• _GIVEN REQUEST_
Write out the records again, exactly, leaving none out.

Saved entries:
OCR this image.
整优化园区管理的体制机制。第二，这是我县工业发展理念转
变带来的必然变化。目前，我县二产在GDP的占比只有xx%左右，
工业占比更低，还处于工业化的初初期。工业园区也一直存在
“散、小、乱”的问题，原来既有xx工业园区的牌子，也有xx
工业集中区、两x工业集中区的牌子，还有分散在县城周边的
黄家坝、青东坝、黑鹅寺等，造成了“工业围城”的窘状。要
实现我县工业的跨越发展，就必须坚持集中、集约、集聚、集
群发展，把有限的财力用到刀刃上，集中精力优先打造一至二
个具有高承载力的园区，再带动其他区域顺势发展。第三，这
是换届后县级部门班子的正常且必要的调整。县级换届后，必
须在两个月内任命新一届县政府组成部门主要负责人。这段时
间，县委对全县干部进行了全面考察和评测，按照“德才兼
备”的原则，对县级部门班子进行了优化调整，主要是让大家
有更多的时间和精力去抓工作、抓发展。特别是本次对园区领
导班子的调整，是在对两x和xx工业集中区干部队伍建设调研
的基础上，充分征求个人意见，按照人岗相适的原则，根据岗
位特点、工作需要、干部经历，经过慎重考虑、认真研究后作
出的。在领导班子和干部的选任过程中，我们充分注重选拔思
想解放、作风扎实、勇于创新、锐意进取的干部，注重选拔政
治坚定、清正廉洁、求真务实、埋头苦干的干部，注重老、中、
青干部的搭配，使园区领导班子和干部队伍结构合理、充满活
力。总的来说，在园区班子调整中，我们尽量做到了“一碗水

• _REPLY TO THE EXERCISE_
OCR this image.
整优化园区管理的体制机制。第二，这是我县工业发展理念转
变带来的必然变化。目前，我县二产在GDP的占比只有xx%左右，
工业占比更低，还处于工业化的初初期。工业园区也一直存在
“散、小、乱”的问题，原来既有xx工业园区的牌子，也有xx
工业集中区、两x工业集中区的牌子，还有分散在县城周边的
黄家坝、青东坝、黑鹅寺等，造成了“工业围城”的窘状。要
实现我县工业的跨越发展，就必须坚持集中、集约、集聚、集
群发展，把有限的财力用到刀刃上，集中精力优先打造一至二
个具有高承载力的园区，再带动其他区域顺势发展。第三，这
是换届后县级部门班子的正常且必要的调整。县级换届后，必
须在两个月内任命新一届县政府组成部门主要负责人。这段时
间，县委对全县干部进行了全面考察和评测，按照“德才兼
备”的原则，对县级部门班子进行了优化调整，主要是让大家
有更多的时间和精力去抓工作、抓发展。特别是本次对园区领
导班子的调整，是在对两x和xx工业集中区干部队伍建设调研
的基础上，充分征求个人意见，按照人岗相适的原则，根据岗
位特点、工作需要、干部经历，经过慎重考虑、认真研究后作
出的。在领导班子和干部的选任过程中，我们充分注重选拔思
想解放、作风扎实、勇于创新、锐意进取的干部，注重选拔政
治坚定、清正廉洁、求真务实、埋头苦干的干部，注重老、中、
青干部的搭配，使园区领导班子和干部队伍结构合理、充满活
力。总的来说，在园区班子调整中，我们尽量做到了“一碗水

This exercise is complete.